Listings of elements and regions
______

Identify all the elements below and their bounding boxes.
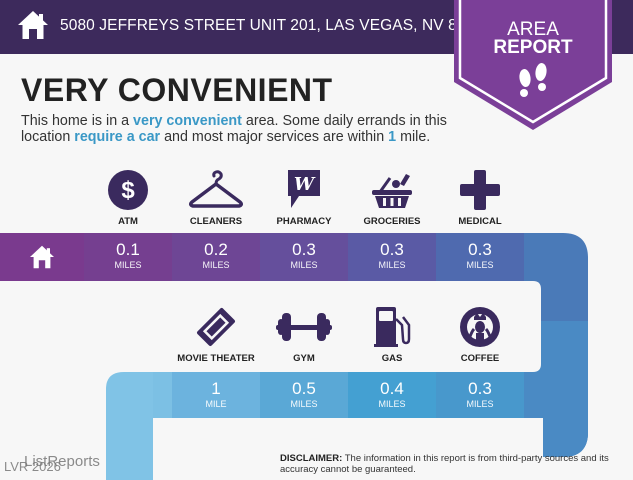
category-groceries: GROCERIES bbox=[348, 170, 436, 227]
category-atm: $ ATM bbox=[84, 170, 172, 227]
category-pharmacy: W PHARMACY bbox=[260, 170, 348, 227]
ticket-icon bbox=[197, 308, 235, 346]
home-icon bbox=[18, 11, 48, 39]
distance-gym: 0.5 MILES bbox=[260, 372, 348, 418]
lower-panel bbox=[153, 418, 543, 480]
walgreens-icon: W bbox=[288, 170, 320, 208]
category-coffee: COFFEE bbox=[436, 307, 524, 364]
starbucks-icon bbox=[460, 307, 500, 347]
distance-movie-theater: 1 MILE bbox=[172, 372, 260, 418]
category-medical: MEDICAL bbox=[436, 170, 524, 227]
property-address: 5080 JEFFREYS STREET UNIT 201, LAS VEGAS… bbox=[60, 17, 491, 34]
distance-atm: 0.1 MILES bbox=[84, 233, 172, 281]
category-gym: GYM bbox=[260, 307, 348, 364]
distance-coffee: 0.3 MILES bbox=[436, 372, 524, 418]
distance-pharmacy: 0.3 MILES bbox=[260, 233, 348, 281]
disclaimer: DISCLAIMER: The information in this repo… bbox=[280, 453, 609, 475]
home-icon bbox=[30, 245, 54, 269]
medical-cross-icon bbox=[460, 170, 500, 210]
category-movie-theater: MOVIE THEATER bbox=[172, 307, 260, 364]
distance-gas: 0.4 MILES bbox=[348, 372, 436, 418]
svg-text:$: $ bbox=[121, 177, 135, 204]
distance-groceries: 0.3 MILES bbox=[348, 233, 436, 281]
footprints-icon bbox=[519, 63, 547, 97]
distance-medical: 0.3 MILES bbox=[436, 233, 524, 281]
dollar-icon: $ bbox=[108, 170, 148, 210]
hanger-icon bbox=[188, 170, 244, 208]
basket-icon bbox=[372, 174, 412, 208]
area-report-badge: AREA REPORT bbox=[452, 0, 614, 132]
gas-pump-icon bbox=[374, 307, 411, 347]
dumbbell-icon bbox=[276, 313, 332, 341]
svg-text:W: W bbox=[294, 174, 316, 195]
badge-line1: AREA bbox=[507, 19, 559, 40]
convenience-description: This home is in a very convenient area. … bbox=[21, 113, 447, 145]
home-cell bbox=[0, 233, 84, 281]
listreports-logo: ListReports bbox=[24, 453, 100, 470]
convenience-title: VERY CONVENIENT bbox=[21, 72, 333, 108]
band-connector bbox=[153, 372, 172, 418]
category-cleaners: CLEANERS bbox=[172, 170, 260, 227]
mls-watermark: LVR 2026 bbox=[4, 459, 61, 474]
badge-line2: REPORT bbox=[493, 37, 573, 58]
category-gas: GAS bbox=[348, 307, 436, 364]
distance-cleaners: 0.2 MILES bbox=[172, 233, 260, 281]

______

*What you will do*.
Express each line of the items above as a Markdown table with the columns No. and Entry, numbering the rows and skipping blank lines. Leave the pictures out of the table.

*Answer*.
| No. | Entry |
|---|---|
| 1 | Identify all the elements below and their bounding boxes. |
| 2 | category-groceries: GROCERIES bbox=[348, 170, 436, 227] |
| 3 | category-atm: $ ATM bbox=[84, 170, 172, 227] |
| 4 | category-pharmacy: W PHARMACY bbox=[260, 170, 348, 227] |
| 5 | ticket-icon bbox=[197, 308, 235, 346] |
| 6 | home-icon bbox=[18, 11, 48, 39] |
| 7 | distance-gym: 0.5 MILES bbox=[260, 372, 348, 418] |
| 8 | lower-panel bbox=[153, 418, 543, 480] |
| 9 | walgreens-icon: W bbox=[288, 170, 320, 208] |
| 10 | category-coffee: COFFEE bbox=[436, 307, 524, 364] |
| 11 | starbucks-icon bbox=[460, 307, 500, 347] |
| 12 | distance-movie-theater: 1 MILE bbox=[172, 372, 260, 418] |
| 13 | category-medical: MEDICAL bbox=[436, 170, 524, 227] |
| 14 | property-address: 5080 JEFFREYS STREET UNIT 201, LAS VEGAS… bbox=[60, 17, 491, 34] |
| 15 | distance-atm: 0.1 MILES bbox=[84, 233, 172, 281] |
| 16 | category-gym: GYM bbox=[260, 307, 348, 364] |
| 17 | distance-coffee: 0.3 MILES bbox=[436, 372, 524, 418] |
| 18 | distance-pharmacy: 0.3 MILES bbox=[260, 233, 348, 281] |
| 19 | disclaimer: DISCLAIMER: The information in this repo… bbox=[280, 453, 609, 475] |
| 20 | home-icon bbox=[30, 245, 54, 269] |
| 21 | medical-cross-icon bbox=[460, 170, 500, 210] |
| 22 | category-movie-theater: MOVIE THEATER bbox=[172, 307, 260, 364] |
| 23 | distance-gas: 0.4 MILES bbox=[348, 372, 436, 418] |
| 24 | svg-text:$: $ bbox=[121, 177, 135, 204] |
| 25 | distance-groceries: 0.3 MILES bbox=[348, 233, 436, 281] |
| 26 | footprints-icon bbox=[519, 63, 547, 97] |
| 27 | distance-medical: 0.3 MILES bbox=[436, 233, 524, 281] |
| 28 | dollar-icon: $ bbox=[108, 170, 148, 210] |
| 29 | hanger-icon bbox=[188, 170, 244, 208] |
| 30 | basket-icon bbox=[372, 174, 412, 208] |
| 31 | area-report-badge: AREA REPORT bbox=[452, 0, 614, 132] |
| 32 | gas-pump-icon bbox=[374, 307, 411, 347] |
| 33 | dumbbell-icon bbox=[276, 313, 332, 341] |
| 34 | svg-text:W: W bbox=[294, 174, 316, 195] |
| 35 | badge-line1: AREA bbox=[507, 19, 559, 40] |
| 36 | convenience-description: This home is in a very convenient area. … bbox=[21, 113, 447, 145] |
| 37 | home-cell bbox=[0, 233, 84, 281] |
| 38 | listreports-logo: ListReports bbox=[24, 453, 100, 470] |
| 39 | convenience-title: VERY CONVENIENT bbox=[21, 72, 333, 108] |
| 40 | band-connector bbox=[153, 372, 172, 418] |
| 41 | category-cleaners: CLEANERS bbox=[172, 170, 260, 227] |
| 42 | mls-watermark: LVR 2026 bbox=[4, 459, 61, 474] |
| 43 | badge-line2: REPORT bbox=[493, 37, 573, 58] |
| 44 | category-gas: GAS bbox=[348, 307, 436, 364] |
| 45 | distance-cleaners: 0.2 MILES bbox=[172, 233, 260, 281] |